TASK DIRECTIONS >>
Skip the pictures and quote all of the lines exactly.

>> Start DATA ENTRIES

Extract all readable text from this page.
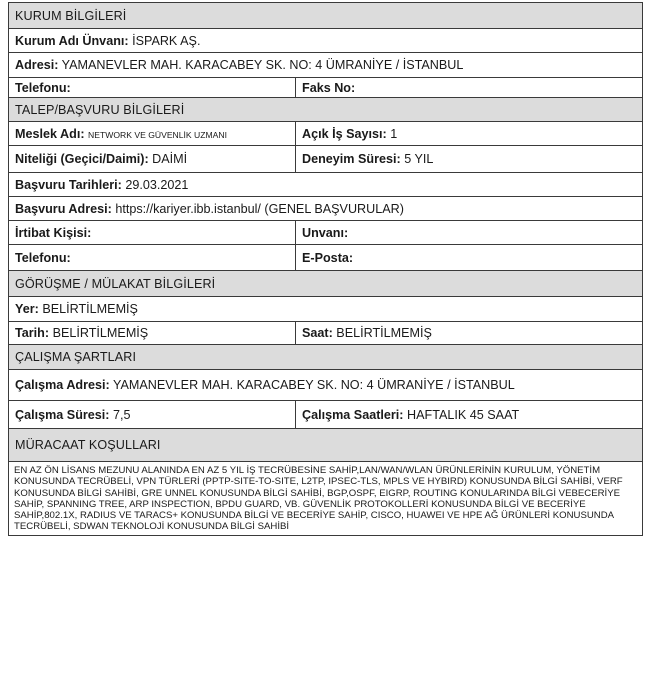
KURUM BİLGİLERİ	
Kurum Adı Ünvanı: İSPARK AŞ.	
Adresi: YAMANEVLER MAH. KARACABEY SK. NO: 4 ÜMRANİYE / İSTANBUL	
Telefonu:	Faks No:
TALEP/BAŞVURU BİLGİLERİ	
Meslek Adı: NETWORK VE GÜVENLİK UZMANI	Açık İş Sayısı: 1
Niteliği (Geçici/Daimi): DAİMİ	Deneyim Süresi: 5 YIL
Başvuru Tarihleri: 29.03.2021	
Başvuru Adresi: https://kariyer.ibb.istanbul/ (GENEL BAŞVURULAR)	
İrtibat Kişisi:	Unvanı:
Telefonu:	E-Posta:
GÖRÜŞME / MÜLAKAT BİLGİLERİ	
Yer: BELİRTİLMEMİŞ	
Tarih: BELİRTİLMEMİŞ	Saat: BELİRTİLMEMİŞ
ÇALIŞMA ŞARTLARI	
Çalışma Adresi: YAMANEVLER MAH. KARACABEY SK. NO: 4 ÜMRANİYE / İSTANBUL	
Çalışma Süresi: 7,5	Çalışma Saatleri: HAFTALIK 45 SAAT
MÜRACAAT KOŞULLARI	
EN AZ ÖN LİSANS MEZUNU ALANINDA EN AZ 5 YIL İŞ TECRÜBESİNE SAHİP,LAN/WAN/WLAN ÜRÜNLERİNİN KURULUM, YÖNETİM KONUSUNDA TECRÜBELİ, VPN TÜRLERİ (PPTP-SITE-TO-SITE, L2TP, IPSEC-TLS, MPLS VE HYBIRD) KONUSUNDA BİLGİ SAHİBİ, VERF KONUSUNDA BİLGİ SAHİBİ, GRE UNNEL KONUSUNDA BİLGİ SAHİBİ, BGP,OSPF, EIGRP, ROUTING KONULARINDA BİLGİ VEBECERİYE SAHİP, SPANNING TREE, ARP INSPECTION, BPDU GUARD, VB. GÜVENLİK PROTOKOLLERİ KONUSUNDA BİLGİ VE BECERİYE SAHİP,802.1X, RADIUS VE TARACS+ KONUSUNDA BİLGİ VE BECERİYE SAHİP, CISCO, HUAWEI VE HPE AĞ ÜRÜNLERİ KONUSUNDA TECRÜBELİ, SDWAN TEKNOLOJİ KONUSUNDA BİLGİ SAHİBİ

>> End DATA ENTRIES

REPLY TO THE EXERCISE >>
Extract all readable text from this page.
KURUM BİLGİLERİ	
Kurum Adı Ünvanı: İSPARK AŞ.	
Adresi: YAMANEVLER MAH. KARACABEY SK. NO: 4 ÜMRANİYE / İSTANBUL	
Telefonu:	Faks No:
TALEP/BAŞVURU BİLGİLERİ	
Meslek Adı: NETWORK VE GÜVENLİK UZMANI	Açık İş Sayısı: 1
Niteliği (Geçici/Daimi): DAİMİ	Deneyim Süresi: 5 YIL
Başvuru Tarihleri: 29.03.2021	
Başvuru Adresi: https://kariyer.ibb.istanbul/ (GENEL BAŞVURULAR)	
İrtibat Kişisi:	Unvanı:
Telefonu:	E-Posta:
GÖRÜŞME / MÜLAKAT BİLGİLERİ	
Yer: BELİRTİLMEMİŞ	
Tarih: BELİRTİLMEMİŞ	Saat: BELİRTİLMEMİŞ
ÇALIŞMA ŞARTLARI	
Çalışma Adresi: YAMANEVLER MAH. KARACABEY SK. NO: 4 ÜMRANİYE / İSTANBUL	
Çalışma Süresi: 7,5	Çalışma Saatleri: HAFTALIK 45 SAAT
MÜRACAAT KOŞULLARI	
EN AZ ÖN LİSANS MEZUNU ALANINDA EN AZ 5 YIL İŞ TECRÜBESİNE SAHİP,LAN/WAN/WLAN ÜRÜNLERİNİN KURULUM, YÖNETİM KONUSUNDA TECRÜBELİ, VPN TÜRLERİ (PPTP-SITE-TO-SITE, L2TP, IPSEC-TLS, MPLS VE HYBIRD) KONUSUNDA BİLGİ SAHİBİ, VERF KONUSUNDA BİLGİ SAHİBİ, GRE UNNEL KONUSUNDA BİLGİ SAHİBİ, BGP,OSPF, EIGRP, ROUTING KONULARINDA BİLGİ VEBECERİYE SAHİP, SPANNING TREE, ARP INSPECTION, BPDU GUARD, VB. GÜVENLİK PROTOKOLLERİ KONUSUNDA BİLGİ VE BECERİYE SAHİP,802.1X, RADIUS VE TARACS+ KONUSUNDA BİLGİ VE BECERİYE SAHİP, CISCO, HUAWEI VE HPE AĞ ÜRÜNLERİ KONUSUNDA TECRÜBELİ, SDWAN TEKNOLOJİ KONUSUNDA BİLGİ SAHİBİ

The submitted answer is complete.